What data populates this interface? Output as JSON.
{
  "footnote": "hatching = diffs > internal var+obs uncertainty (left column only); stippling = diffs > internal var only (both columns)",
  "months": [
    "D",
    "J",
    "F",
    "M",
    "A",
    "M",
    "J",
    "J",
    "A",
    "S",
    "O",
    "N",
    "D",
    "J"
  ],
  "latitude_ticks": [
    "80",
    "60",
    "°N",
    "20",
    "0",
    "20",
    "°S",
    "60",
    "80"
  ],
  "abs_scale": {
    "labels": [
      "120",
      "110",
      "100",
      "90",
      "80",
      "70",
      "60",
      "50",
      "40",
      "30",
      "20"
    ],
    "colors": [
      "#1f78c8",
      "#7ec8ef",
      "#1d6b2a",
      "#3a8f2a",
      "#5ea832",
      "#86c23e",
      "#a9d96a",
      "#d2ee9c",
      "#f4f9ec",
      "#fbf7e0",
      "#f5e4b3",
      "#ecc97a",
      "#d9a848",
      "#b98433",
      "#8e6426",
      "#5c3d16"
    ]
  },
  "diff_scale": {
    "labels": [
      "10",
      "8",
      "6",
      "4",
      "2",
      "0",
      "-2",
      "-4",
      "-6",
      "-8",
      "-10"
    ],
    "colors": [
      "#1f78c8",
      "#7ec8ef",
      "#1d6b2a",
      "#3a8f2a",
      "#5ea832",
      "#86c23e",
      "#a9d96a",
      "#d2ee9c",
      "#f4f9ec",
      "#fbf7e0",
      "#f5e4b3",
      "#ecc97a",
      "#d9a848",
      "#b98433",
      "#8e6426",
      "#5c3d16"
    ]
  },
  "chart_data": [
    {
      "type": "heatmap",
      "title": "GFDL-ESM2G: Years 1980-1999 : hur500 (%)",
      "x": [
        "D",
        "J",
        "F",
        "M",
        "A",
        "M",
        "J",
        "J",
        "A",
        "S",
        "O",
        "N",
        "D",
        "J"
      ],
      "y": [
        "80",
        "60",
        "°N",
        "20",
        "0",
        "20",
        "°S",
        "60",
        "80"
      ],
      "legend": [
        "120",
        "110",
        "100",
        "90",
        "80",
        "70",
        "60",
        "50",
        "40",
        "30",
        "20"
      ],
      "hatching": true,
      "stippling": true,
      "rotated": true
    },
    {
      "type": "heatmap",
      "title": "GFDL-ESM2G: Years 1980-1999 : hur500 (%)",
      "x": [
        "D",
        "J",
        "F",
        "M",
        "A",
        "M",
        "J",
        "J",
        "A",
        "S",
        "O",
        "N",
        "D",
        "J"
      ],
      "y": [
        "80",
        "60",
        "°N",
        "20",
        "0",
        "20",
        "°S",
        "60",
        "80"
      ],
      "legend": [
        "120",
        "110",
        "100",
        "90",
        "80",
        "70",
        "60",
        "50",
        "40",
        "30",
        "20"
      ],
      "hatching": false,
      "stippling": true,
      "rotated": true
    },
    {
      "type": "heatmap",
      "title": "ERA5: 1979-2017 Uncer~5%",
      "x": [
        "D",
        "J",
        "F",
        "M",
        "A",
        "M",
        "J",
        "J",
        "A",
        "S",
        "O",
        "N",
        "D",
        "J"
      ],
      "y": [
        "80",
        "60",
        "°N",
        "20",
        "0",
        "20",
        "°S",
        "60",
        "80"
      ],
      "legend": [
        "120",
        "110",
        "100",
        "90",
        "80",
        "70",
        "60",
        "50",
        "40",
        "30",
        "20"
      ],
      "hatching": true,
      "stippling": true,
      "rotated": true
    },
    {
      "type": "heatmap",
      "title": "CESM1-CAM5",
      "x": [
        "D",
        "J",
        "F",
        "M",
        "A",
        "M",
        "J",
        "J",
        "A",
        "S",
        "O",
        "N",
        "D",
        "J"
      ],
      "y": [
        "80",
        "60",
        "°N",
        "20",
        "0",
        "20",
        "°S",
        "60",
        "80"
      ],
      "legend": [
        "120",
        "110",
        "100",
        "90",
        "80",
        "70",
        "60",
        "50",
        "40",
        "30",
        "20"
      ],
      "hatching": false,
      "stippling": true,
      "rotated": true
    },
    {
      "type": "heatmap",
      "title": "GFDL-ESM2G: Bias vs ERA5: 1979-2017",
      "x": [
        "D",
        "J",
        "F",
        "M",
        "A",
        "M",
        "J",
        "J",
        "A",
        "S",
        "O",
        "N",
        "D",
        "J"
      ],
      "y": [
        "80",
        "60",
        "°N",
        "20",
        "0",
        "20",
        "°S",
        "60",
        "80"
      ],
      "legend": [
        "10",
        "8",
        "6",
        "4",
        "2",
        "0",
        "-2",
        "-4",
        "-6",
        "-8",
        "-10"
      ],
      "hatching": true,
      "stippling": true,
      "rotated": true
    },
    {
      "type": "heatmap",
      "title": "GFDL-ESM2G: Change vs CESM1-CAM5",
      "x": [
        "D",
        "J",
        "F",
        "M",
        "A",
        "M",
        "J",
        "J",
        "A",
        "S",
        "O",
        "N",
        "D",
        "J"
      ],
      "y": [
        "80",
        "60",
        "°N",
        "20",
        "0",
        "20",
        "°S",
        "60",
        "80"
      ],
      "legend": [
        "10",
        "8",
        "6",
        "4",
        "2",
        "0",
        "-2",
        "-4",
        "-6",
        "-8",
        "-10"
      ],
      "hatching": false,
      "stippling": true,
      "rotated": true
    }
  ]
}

------------------------------------

WHAT IS BEING ASKED:
Using the listing above, pick out each line that contains the word "GFDL", then copy it.

PROBLEM SOLUTION:
      "title": "GFDL-ESM2G: Years 1980-1999 : hur500 (%)",
      "title": "GFDL-ESM2G: Years 1980-1999 : hur500 (%)",
      "title": "GFDL-ESM2G: Bias vs ERA5: 1979-2017",
      "title": "GFDL-ESM2G: Change vs CESM1-CAM5",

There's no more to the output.